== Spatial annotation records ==

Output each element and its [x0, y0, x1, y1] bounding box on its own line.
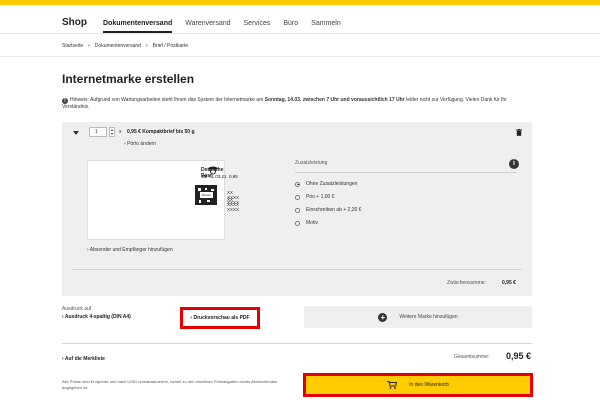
stamp-matrix-code: Muster: [195, 185, 217, 205]
add-address-label: Absender und Empfänger hinzufügen: [89, 247, 173, 253]
add-to-cart-button[interactable]: In den Warenkorb: [303, 373, 533, 397]
summary-divider: [62, 343, 532, 344]
page-title: Internetmarke erstellen: [62, 72, 195, 86]
pdf-preview-label: Druckvorschau als PDF: [193, 315, 250, 321]
stamp-card: 1 x 0,95 € Kompaktbrief bis 50 g › Porto…: [62, 122, 532, 296]
notice-bold: Sonntag, 14.03. zwischen 7 Uhr und vorau…: [264, 97, 405, 103]
quantity-stepper[interactable]: [109, 127, 115, 137]
add-stamp-label: Weitere Marke hinzufügen: [399, 314, 458, 320]
breadcrumb-dokumentenversand[interactable]: Dokumentenversand: [95, 43, 141, 49]
breadcrumb-divider: [0, 56, 600, 57]
breadcrumb-home[interactable]: Startseite: [62, 43, 83, 49]
zusatz-label: Zusatzleistung: [295, 160, 328, 166]
total-label: Gesamtsumme:: [454, 354, 490, 360]
card-divider: [72, 269, 522, 270]
option-motiv[interactable]: Motiv: [295, 220, 318, 226]
info-icon[interactable]: i: [509, 159, 519, 169]
porto-change-label: Porto ändern: [127, 141, 156, 147]
cart-icon: [387, 381, 398, 389]
price-footnote: Alle Preise sind Endpreise und nach UStG…: [62, 379, 278, 390]
stamp-preview: Deutsche Post IM 01.03.21 0,95 Muster XX …: [87, 160, 239, 240]
stamp-im-label: IM: [202, 174, 207, 179]
subtotal-value: 0,95 €: [502, 280, 516, 286]
nav-item-dokumentenversand[interactable]: Dokumentenversand: [103, 20, 173, 33]
porto-change-link[interactable]: › Porto ändern: [124, 141, 156, 147]
stepper-up-icon[interactable]: [111, 129, 113, 131]
nav-item-buero[interactable]: Büro: [283, 20, 298, 33]
code-dot: [207, 200, 210, 202]
nav-divider: [0, 33, 600, 34]
stamp-im-line: IM 01.03.21 0,95: [202, 174, 238, 179]
radio-checked[interactable]: [295, 181, 300, 187]
option-label: Ohne Zusatzleistungen: [306, 181, 358, 187]
trash-icon[interactable]: [516, 129, 522, 136]
option-prio[interactable]: Prio + 1,00 €: [295, 194, 335, 200]
add-to-cart-label: In den Warenkorb: [409, 382, 449, 388]
nav-item-services[interactable]: Services: [244, 20, 271, 33]
zusatz-divider: [295, 172, 517, 173]
add-address-link[interactable]: › Absender und Empfänger hinzufügen: [87, 247, 173, 253]
breadcrumb: Startseite › Dokumentenversand › Brief /…: [62, 43, 188, 49]
brand-bar: [0, 0, 600, 5]
radio[interactable]: [295, 220, 300, 226]
code-dot: [198, 188, 201, 191]
breadcrumb-current: Brief / Postkarte: [152, 43, 189, 49]
add-stamp-button[interactable]: + Weitere Marke hinzufügen: [304, 306, 532, 328]
product-label: 0,95 € Kompaktbrief bis 50 g: [127, 129, 195, 135]
collapse-triangle-icon[interactable]: [73, 131, 79, 135]
radio[interactable]: [295, 207, 300, 213]
subtotal-label: Zwischensumme:: [447, 280, 486, 286]
maintenance-notice: ! Hinweis: Aufgrund von Wartungsarbeiten …: [62, 97, 532, 111]
times-sign: x: [119, 129, 122, 135]
stamp-value: 0,95: [229, 174, 238, 179]
option-ohne-zusatz[interactable]: Ohne Zusatzleistungen: [295, 181, 357, 187]
print-format-label: Ausdruck auf: [62, 306, 92, 312]
option-label: Prio + 1,00 €: [306, 194, 335, 200]
merkliste-link[interactable]: › Auf die Merkliste: [62, 356, 105, 362]
radio[interactable]: [295, 194, 300, 200]
nav-brand[interactable]: Shop: [62, 17, 87, 33]
plus-icon: +: [378, 312, 388, 322]
code-dot: [199, 200, 201, 203]
total-value: 0,95 €: [506, 351, 532, 361]
breadcrumb-chevron-icon: ›: [88, 43, 90, 49]
option-label: Einschreiben ab + 2,20 €: [306, 207, 362, 213]
stamp-line-2: XX XXXX XXXX: [227, 197, 240, 212]
code-dot: [205, 188, 207, 190]
code-dot: [211, 189, 214, 191]
print-format-select[interactable]: › Ausdruck 4-spaltig (DIN A4): [62, 314, 131, 320]
stamp-date: 01.03.21: [209, 174, 227, 179]
quantity-input[interactable]: 1: [89, 127, 107, 137]
option-label: Motiv: [306, 220, 318, 226]
nav-item-sammeln[interactable]: Sammeln: [311, 20, 341, 33]
nav-item-warenversand[interactable]: Warenversand: [185, 20, 230, 33]
main-nav: Shop Dokumentenversand Warenversand Serv…: [62, 9, 354, 33]
stamp-code-label: Muster: [200, 192, 213, 198]
breadcrumb-chevron-icon: ›: [145, 43, 148, 49]
stepper-down-icon[interactable]: [111, 133, 113, 135]
notice-prefix: Hinweis: Aufgrund von Wartungsarbeiten s…: [70, 97, 265, 103]
print-format-value: Ausdruck 4-spaltig (DIN A4): [64, 314, 131, 320]
option-einschreiben[interactable]: Einschreiben ab + 2,20 €: [295, 207, 361, 213]
pdf-preview-button[interactable]: › Druckvorschau als PDF: [180, 307, 260, 329]
merkliste-label: Auf die Merkliste: [64, 356, 105, 362]
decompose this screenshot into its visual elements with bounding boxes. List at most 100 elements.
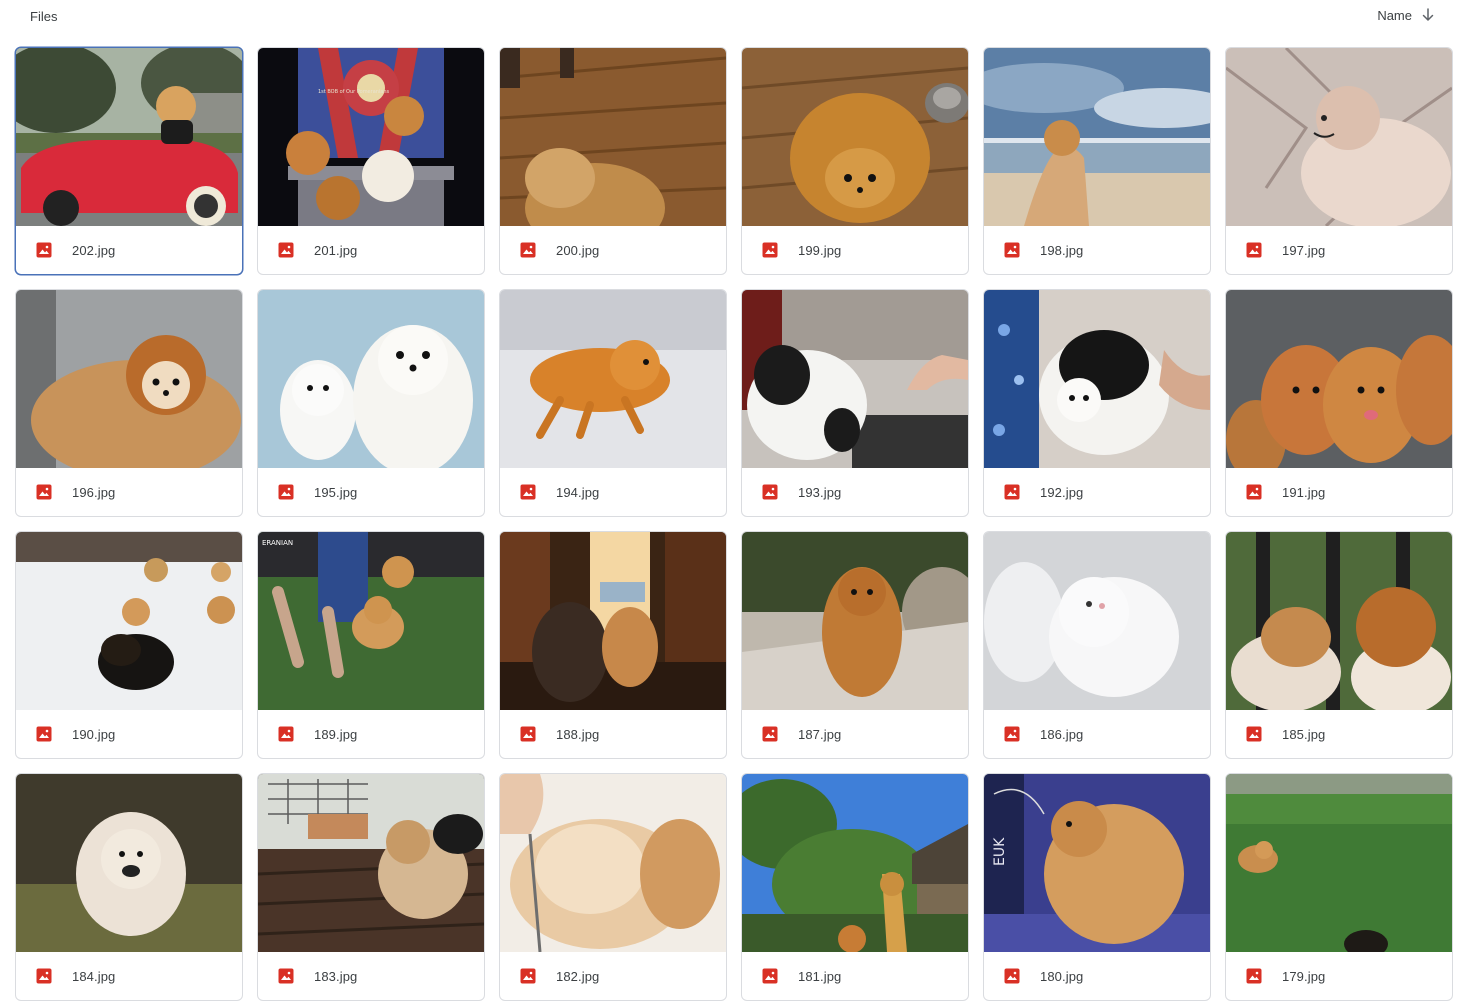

== Exercise goal ==
Copy the lines from the entries above exactly, starting at the line that contains "stamp-matrix-code: Muster: [195, 185, 217, 205]" and stopping after the line that contains "cart-icon: [387, 381, 398, 389]".

== Solution to this exercise ==
stamp-matrix-code: Muster: [195, 185, 217, 205]
add-address-label: Absender und Empfänger hinzufügen: [89, 247, 173, 253]
add-to-cart-button[interactable]: In den Warenkorb: [303, 373, 533, 397]
summary-divider: [62, 343, 532, 344]
page-title: Internetmarke erstellen: [62, 72, 195, 86]
pdf-preview-label: Druckvorschau als PDF: [193, 315, 250, 321]
stamp-card: 1 x 0,95 € Kompaktbrief bis 50 g › Porto…: [62, 122, 532, 296]
notice-bold: Sonntag, 14.03. zwischen 7 Uhr und vorau…: [264, 97, 405, 103]
quantity-stepper[interactable]: [109, 127, 115, 137]
add-stamp-label: Weitere Marke hinzufügen: [399, 314, 458, 320]
breadcrumb-dokumentenversand[interactable]: Dokumentenversand: [95, 43, 141, 49]
breadcrumb-divider: [0, 56, 600, 57]
breadcrumb-home[interactable]: Startseite: [62, 43, 83, 49]
zusatz-label: Zusatzleistung: [295, 160, 328, 166]
total-label: Gesamtsumme:: [454, 354, 490, 360]
card-divider: [72, 269, 522, 270]
option-motiv[interactable]: Motiv: [295, 220, 318, 226]
info-icon[interactable]: i: [509, 159, 519, 169]
porto-change-label: Porto ändern: [127, 141, 156, 147]
cart-icon: [387, 381, 398, 389]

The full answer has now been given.